MATERIAŁ ŹRÓDŁOWY »
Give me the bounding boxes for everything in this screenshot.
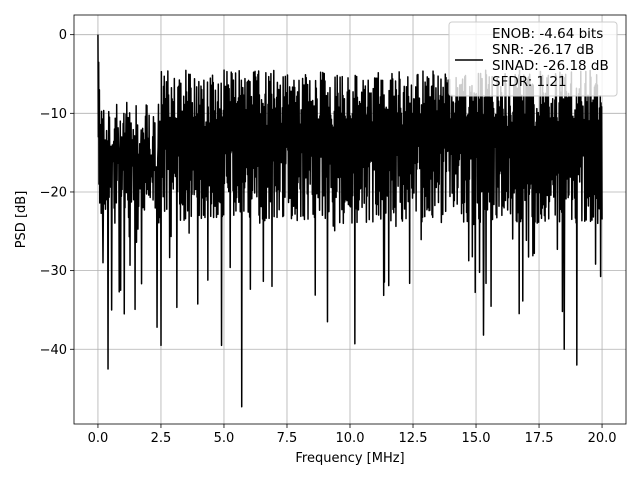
x-axis-label: Frequency [MHz] xyxy=(295,451,404,466)
y-axis-label: PSD [dB] xyxy=(14,191,29,249)
x-ticks: 0.0 2.5 5.0 7.5 10.0 12.5 15.0 17.5 20.0 xyxy=(88,424,617,446)
x-tick-label: 2.5 xyxy=(151,431,172,446)
y-ticks: 0 −10 −20 −30 −40 xyxy=(40,28,74,358)
series-psd xyxy=(97,34,603,408)
y-tick-label: 0 xyxy=(59,28,67,43)
x-tick-label: 5.0 xyxy=(214,431,235,446)
legend-entry-enob: ENOB: -4.64 bits xyxy=(492,26,603,42)
x-tick-label: 15.0 xyxy=(462,431,491,446)
x-tick-label: 0.0 xyxy=(88,431,109,446)
legend-entry-sfdr: SFDR: 1.21 xyxy=(492,74,567,90)
y-tick-label: −10 xyxy=(40,107,67,122)
legend-entry-snr: SNR: -26.17 dB xyxy=(492,42,594,58)
y-tick-label: −40 xyxy=(40,343,67,358)
x-tick-label: 20.0 xyxy=(588,431,617,446)
x-tick-label: 10.0 xyxy=(336,431,365,446)
x-tick-label: 17.5 xyxy=(525,431,554,446)
legend-box xyxy=(448,21,618,97)
y-tick-label: −20 xyxy=(40,185,67,200)
x-tick-label: 7.5 xyxy=(277,431,298,446)
legend-entry-sinad: SINAD: -26.18 dB xyxy=(492,58,609,74)
psd-line xyxy=(97,34,603,408)
x-tick-label: 12.5 xyxy=(399,431,428,446)
y-tick-label: −30 xyxy=(40,264,67,279)
legend: ENOB: -4.64 bits SNR: -26.17 dB SINAD: -… xyxy=(448,21,618,97)
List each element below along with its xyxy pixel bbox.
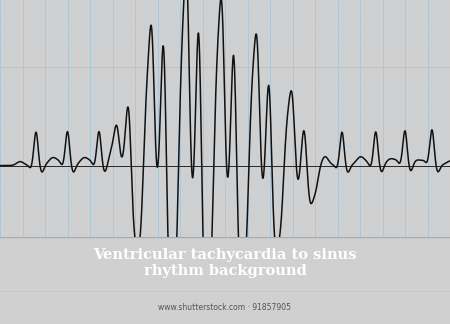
Text: Ventricular tachycardia to sinus
rhythm background: Ventricular tachycardia to sinus rhythm … [93,248,357,278]
Text: www.shutterstock.com · 91857905: www.shutterstock.com · 91857905 [158,303,292,312]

ZADANIE » Przepisz fragment materiału od wiersza zawierającego „x-axis-label: Frequency [MHz]” do wiersza zawierającego „x-tick-label: 15.0 xyxy=(462,431,491,446)” włącznie, zamieniając „Frequency” na „Freq” i pozostawiając resztę bez zmian.

WYNIK KOŃCOWY »
x-axis-label: Freq [MHz] xyxy=(295,451,404,466)
y-axis-label: PSD [dB] xyxy=(14,191,29,249)
x-ticks: 0.0 2.5 5.0 7.5 10.0 12.5 15.0 17.5 20.0 xyxy=(88,424,617,446)
x-tick-label: 2.5 xyxy=(151,431,172,446)
y-ticks: 0 −10 −20 −30 −40 xyxy=(40,28,74,358)
series-psd xyxy=(97,34,603,408)
y-tick-label: 0 xyxy=(59,28,67,43)
x-tick-label: 5.0 xyxy=(214,431,235,446)
legend-entry-enob: ENOB: -4.64 bits xyxy=(492,26,603,42)
x-tick-label: 15.0 xyxy=(462,431,491,446)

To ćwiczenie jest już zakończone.